■ SHORT EXERCISE:
Isolate every line in the records below with "desc" in it.

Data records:
☆ ☆ ☆ ☆ ☆ ☆ ☆

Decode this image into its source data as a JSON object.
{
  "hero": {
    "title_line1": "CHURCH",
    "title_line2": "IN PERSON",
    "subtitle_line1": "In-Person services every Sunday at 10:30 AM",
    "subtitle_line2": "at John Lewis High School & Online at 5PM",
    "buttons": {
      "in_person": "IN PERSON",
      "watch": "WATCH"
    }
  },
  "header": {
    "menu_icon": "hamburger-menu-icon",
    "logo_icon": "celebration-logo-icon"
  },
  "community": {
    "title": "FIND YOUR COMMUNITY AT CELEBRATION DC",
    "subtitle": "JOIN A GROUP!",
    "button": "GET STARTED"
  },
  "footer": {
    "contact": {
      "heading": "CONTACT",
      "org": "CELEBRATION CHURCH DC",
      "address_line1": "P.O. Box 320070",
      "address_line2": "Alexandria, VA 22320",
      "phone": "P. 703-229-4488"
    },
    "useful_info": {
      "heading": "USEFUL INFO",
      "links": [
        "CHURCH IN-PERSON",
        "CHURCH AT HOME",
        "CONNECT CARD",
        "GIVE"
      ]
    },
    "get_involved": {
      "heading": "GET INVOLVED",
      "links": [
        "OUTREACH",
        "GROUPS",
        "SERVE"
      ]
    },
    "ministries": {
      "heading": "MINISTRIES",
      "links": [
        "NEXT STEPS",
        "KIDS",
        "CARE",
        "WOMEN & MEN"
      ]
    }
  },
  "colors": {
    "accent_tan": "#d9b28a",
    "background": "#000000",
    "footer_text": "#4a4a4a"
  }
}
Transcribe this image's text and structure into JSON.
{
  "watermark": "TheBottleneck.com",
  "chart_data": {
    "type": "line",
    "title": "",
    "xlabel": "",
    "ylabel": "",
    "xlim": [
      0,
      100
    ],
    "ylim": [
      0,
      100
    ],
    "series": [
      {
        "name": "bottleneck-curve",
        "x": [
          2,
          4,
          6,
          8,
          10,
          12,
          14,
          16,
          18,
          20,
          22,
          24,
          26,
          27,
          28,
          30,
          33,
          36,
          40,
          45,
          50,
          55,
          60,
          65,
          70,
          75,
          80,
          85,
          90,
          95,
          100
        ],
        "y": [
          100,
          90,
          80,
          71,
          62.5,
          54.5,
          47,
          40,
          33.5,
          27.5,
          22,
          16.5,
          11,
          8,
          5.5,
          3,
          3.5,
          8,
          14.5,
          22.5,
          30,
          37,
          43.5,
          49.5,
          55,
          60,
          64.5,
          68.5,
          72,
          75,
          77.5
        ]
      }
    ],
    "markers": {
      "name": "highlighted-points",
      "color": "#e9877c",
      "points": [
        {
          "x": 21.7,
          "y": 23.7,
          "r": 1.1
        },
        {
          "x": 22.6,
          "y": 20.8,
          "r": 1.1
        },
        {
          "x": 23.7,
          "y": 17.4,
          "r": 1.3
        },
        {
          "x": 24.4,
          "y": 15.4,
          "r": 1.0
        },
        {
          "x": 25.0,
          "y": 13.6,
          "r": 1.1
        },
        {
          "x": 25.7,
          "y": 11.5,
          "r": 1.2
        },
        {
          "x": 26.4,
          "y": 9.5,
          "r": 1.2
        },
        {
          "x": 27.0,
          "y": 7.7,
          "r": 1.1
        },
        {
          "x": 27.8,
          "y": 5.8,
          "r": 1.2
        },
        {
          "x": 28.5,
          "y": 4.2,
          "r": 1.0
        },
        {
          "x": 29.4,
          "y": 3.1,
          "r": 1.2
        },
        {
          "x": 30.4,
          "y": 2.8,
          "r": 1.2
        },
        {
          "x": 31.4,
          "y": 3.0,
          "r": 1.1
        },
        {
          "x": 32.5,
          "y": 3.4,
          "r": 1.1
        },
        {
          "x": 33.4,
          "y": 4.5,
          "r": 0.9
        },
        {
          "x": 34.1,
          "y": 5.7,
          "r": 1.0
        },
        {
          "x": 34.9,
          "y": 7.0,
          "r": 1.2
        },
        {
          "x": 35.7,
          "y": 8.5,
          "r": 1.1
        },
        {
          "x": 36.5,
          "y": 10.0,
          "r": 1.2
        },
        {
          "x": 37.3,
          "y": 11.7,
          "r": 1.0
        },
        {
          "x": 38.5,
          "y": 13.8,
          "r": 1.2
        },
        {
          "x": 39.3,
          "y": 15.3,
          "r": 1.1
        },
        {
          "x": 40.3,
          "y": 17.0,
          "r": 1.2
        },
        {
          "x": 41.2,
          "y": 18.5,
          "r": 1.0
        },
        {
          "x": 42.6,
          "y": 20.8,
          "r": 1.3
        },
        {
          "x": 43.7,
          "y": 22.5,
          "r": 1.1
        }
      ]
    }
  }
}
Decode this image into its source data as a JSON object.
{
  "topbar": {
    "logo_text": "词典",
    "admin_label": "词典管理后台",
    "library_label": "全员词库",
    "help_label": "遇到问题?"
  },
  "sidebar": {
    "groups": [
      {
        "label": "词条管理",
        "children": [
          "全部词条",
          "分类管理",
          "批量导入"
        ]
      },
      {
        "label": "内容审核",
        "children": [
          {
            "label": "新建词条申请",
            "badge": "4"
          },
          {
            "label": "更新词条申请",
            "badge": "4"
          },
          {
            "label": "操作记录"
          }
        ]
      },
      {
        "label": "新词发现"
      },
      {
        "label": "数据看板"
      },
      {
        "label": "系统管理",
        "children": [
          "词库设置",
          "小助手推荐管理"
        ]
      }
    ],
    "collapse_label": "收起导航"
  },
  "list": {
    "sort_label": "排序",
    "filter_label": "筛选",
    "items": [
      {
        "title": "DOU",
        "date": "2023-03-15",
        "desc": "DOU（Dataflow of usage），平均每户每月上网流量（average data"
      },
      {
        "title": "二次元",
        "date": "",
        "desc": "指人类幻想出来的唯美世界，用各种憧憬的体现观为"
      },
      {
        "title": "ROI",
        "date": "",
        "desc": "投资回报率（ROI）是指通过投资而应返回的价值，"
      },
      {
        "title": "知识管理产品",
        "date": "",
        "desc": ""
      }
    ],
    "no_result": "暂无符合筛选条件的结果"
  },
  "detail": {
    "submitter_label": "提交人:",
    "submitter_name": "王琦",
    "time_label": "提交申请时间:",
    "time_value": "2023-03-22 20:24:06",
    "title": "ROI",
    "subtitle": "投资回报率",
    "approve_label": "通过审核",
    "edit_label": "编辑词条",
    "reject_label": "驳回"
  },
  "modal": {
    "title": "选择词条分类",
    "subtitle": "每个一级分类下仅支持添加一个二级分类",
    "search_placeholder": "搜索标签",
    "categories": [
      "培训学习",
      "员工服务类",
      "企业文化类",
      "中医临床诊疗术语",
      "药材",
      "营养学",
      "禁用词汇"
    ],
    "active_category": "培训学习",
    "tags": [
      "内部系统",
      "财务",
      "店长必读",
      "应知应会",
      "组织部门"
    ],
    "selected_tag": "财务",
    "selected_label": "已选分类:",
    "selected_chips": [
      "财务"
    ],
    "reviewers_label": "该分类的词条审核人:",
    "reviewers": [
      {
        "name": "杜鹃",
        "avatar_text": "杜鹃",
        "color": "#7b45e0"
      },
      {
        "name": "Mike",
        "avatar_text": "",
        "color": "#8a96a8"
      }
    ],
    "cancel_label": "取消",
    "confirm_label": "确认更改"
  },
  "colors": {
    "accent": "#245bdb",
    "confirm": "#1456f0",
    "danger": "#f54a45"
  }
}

☆ ☆ ☆ ☆ ☆ ☆ ☆

■ SOLUTION:
        "desc": "DOU（Dataflow of usage），平均每户每月上网流量（average data"
        "desc": "指人类幻想出来的唯美世界，用各种憧憬的体现观为"
        "desc": "投资回报率（ROI）是指通过投资而应返回的价值，"
        "desc": ""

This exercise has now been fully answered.